----- Records for the task -----

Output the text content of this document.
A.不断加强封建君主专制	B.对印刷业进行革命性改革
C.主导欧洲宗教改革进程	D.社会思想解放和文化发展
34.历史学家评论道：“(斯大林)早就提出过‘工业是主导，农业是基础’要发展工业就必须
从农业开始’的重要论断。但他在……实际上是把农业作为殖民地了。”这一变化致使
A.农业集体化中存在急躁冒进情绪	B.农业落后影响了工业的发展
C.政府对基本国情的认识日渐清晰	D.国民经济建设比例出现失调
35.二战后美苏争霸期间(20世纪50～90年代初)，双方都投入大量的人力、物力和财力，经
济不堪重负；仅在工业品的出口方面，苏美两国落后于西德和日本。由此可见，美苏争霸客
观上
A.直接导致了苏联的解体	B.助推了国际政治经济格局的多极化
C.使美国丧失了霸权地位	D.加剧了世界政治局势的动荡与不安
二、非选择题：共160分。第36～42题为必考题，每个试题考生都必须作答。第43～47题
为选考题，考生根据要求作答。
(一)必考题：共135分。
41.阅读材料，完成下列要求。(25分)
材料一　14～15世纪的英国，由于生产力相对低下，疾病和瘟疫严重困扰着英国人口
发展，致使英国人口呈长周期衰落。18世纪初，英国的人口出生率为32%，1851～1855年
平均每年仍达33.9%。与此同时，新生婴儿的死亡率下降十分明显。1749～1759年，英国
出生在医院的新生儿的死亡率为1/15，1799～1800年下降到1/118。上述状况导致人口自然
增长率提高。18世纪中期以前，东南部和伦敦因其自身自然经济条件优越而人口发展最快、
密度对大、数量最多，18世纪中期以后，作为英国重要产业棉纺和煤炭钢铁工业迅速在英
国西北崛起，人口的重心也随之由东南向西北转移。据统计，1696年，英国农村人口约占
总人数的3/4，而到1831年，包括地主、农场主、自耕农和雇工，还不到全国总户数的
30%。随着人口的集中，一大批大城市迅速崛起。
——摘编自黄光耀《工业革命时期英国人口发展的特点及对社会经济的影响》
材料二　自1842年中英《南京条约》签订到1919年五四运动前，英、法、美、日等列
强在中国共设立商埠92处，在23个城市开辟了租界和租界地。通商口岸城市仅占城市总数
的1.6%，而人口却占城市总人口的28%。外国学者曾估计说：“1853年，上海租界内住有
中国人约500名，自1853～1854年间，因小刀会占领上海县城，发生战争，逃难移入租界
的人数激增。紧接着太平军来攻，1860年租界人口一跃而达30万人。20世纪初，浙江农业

-----

What is expected:
Retype the data exactly as given.

Result of this exercise:
Output the text content of this document.
A.不断加强封建君主专制	B.对印刷业进行革命性改革
C.主导欧洲宗教改革进程	D.社会思想解放和文化发展
34.历史学家评论道：“(斯大林)早就提出过‘工业是主导，农业是基础’要发展工业就必须
从农业开始’的重要论断。但他在……实际上是把农业作为殖民地了。”这一变化致使
A.农业集体化中存在急躁冒进情绪	B.农业落后影响了工业的发展
C.政府对基本国情的认识日渐清晰	D.国民经济建设比例出现失调
35.二战后美苏争霸期间(20世纪50～90年代初)，双方都投入大量的人力、物力和财力，经
济不堪重负；仅在工业品的出口方面，苏美两国落后于西德和日本。由此可见，美苏争霸客
观上
A.直接导致了苏联的解体	B.助推了国际政治经济格局的多极化
C.使美国丧失了霸权地位	D.加剧了世界政治局势的动荡与不安
二、非选择题：共160分。第36～42题为必考题，每个试题考生都必须作答。第43～47题
为选考题，考生根据要求作答。
(一)必考题：共135分。
41.阅读材料，完成下列要求。(25分)
材料一　14～15世纪的英国，由于生产力相对低下，疾病和瘟疫严重困扰着英国人口
发展，致使英国人口呈长周期衰落。18世纪初，英国的人口出生率为32%，1851～1855年
平均每年仍达33.9%。与此同时，新生婴儿的死亡率下降十分明显。1749～1759年，英国
出生在医院的新生儿的死亡率为1/15，1799～1800年下降到1/118。上述状况导致人口自然
增长率提高。18世纪中期以前，东南部和伦敦因其自身自然经济条件优越而人口发展最快、
密度对大、数量最多，18世纪中期以后，作为英国重要产业棉纺和煤炭钢铁工业迅速在英
国西北崛起，人口的重心也随之由东南向西北转移。据统计，1696年，英国农村人口约占
总人数的3/4，而到1831年，包括地主、农场主、自耕农和雇工，还不到全国总户数的
30%。随着人口的集中，一大批大城市迅速崛起。
——摘编自黄光耀《工业革命时期英国人口发展的特点及对社会经济的影响》
材料二　自1842年中英《南京条约》签订到1919年五四运动前，英、法、美、日等列
强在中国共设立商埠92处，在23个城市开辟了租界和租界地。通商口岸城市仅占城市总数
的1.6%，而人口却占城市总人口的28%。外国学者曾估计说：“1853年，上海租界内住有
中国人约500名，自1853～1854年间，因小刀会占领上海县城，发生战争，逃难移入租界
的人数激增。紧接着太平军来攻，1860年租界人口一跃而达30万人。20世纪初，浙江农业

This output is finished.